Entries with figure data
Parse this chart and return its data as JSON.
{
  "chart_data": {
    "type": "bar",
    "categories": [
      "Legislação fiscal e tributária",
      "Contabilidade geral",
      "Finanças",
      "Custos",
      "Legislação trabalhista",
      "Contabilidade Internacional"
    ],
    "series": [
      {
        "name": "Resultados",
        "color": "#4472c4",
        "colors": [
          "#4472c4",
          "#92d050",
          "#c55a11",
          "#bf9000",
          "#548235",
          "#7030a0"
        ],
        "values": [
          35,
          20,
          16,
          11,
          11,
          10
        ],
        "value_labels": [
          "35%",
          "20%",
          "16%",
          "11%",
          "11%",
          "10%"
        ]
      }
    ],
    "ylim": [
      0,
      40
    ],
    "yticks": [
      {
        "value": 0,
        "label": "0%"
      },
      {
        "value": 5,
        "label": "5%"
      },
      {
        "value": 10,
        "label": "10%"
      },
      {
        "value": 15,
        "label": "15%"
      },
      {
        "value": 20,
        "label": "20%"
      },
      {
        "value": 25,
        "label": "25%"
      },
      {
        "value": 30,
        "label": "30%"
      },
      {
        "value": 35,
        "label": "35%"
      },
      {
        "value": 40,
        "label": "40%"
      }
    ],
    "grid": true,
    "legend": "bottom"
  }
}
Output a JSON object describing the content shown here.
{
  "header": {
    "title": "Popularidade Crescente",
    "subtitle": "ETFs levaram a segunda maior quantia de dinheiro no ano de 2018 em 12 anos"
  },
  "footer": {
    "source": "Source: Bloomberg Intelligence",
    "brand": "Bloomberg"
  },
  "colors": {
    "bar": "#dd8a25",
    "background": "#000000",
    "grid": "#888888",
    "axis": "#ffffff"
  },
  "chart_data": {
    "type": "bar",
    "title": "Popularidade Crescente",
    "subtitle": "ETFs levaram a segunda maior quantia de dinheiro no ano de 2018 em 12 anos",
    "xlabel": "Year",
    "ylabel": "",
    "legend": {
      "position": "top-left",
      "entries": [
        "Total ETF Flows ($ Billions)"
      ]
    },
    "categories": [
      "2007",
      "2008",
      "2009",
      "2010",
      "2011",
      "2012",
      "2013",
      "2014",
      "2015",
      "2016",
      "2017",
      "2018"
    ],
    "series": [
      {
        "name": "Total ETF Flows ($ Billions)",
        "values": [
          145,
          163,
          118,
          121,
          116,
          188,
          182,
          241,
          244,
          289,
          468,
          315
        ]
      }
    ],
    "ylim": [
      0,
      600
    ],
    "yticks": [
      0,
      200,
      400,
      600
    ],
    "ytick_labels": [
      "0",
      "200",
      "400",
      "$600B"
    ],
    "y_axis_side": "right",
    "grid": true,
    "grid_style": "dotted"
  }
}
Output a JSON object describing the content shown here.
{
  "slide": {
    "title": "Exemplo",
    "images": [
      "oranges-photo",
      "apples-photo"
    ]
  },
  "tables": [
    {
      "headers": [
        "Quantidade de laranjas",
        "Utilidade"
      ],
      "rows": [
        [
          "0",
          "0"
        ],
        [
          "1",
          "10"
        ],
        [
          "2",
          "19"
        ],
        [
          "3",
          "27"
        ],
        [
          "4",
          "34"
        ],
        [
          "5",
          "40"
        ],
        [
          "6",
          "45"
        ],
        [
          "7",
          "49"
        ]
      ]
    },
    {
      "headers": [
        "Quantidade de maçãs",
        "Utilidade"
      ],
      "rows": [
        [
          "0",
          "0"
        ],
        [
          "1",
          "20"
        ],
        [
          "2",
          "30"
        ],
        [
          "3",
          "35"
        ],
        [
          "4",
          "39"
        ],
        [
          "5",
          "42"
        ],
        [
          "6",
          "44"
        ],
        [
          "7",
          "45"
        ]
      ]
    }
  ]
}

> **REQUIREMENTS**
Using the listing above, pull out all lines that hold the word "levaram".

> **FULL RESPONSE**
    "subtitle": "ETFs levaram a segunda maior quantia de dinheiro no ano de 2018 em 12 anos"
    "subtitle": "ETFs levaram a segunda maior quantia de dinheiro no ano de 2018 em 12 anos",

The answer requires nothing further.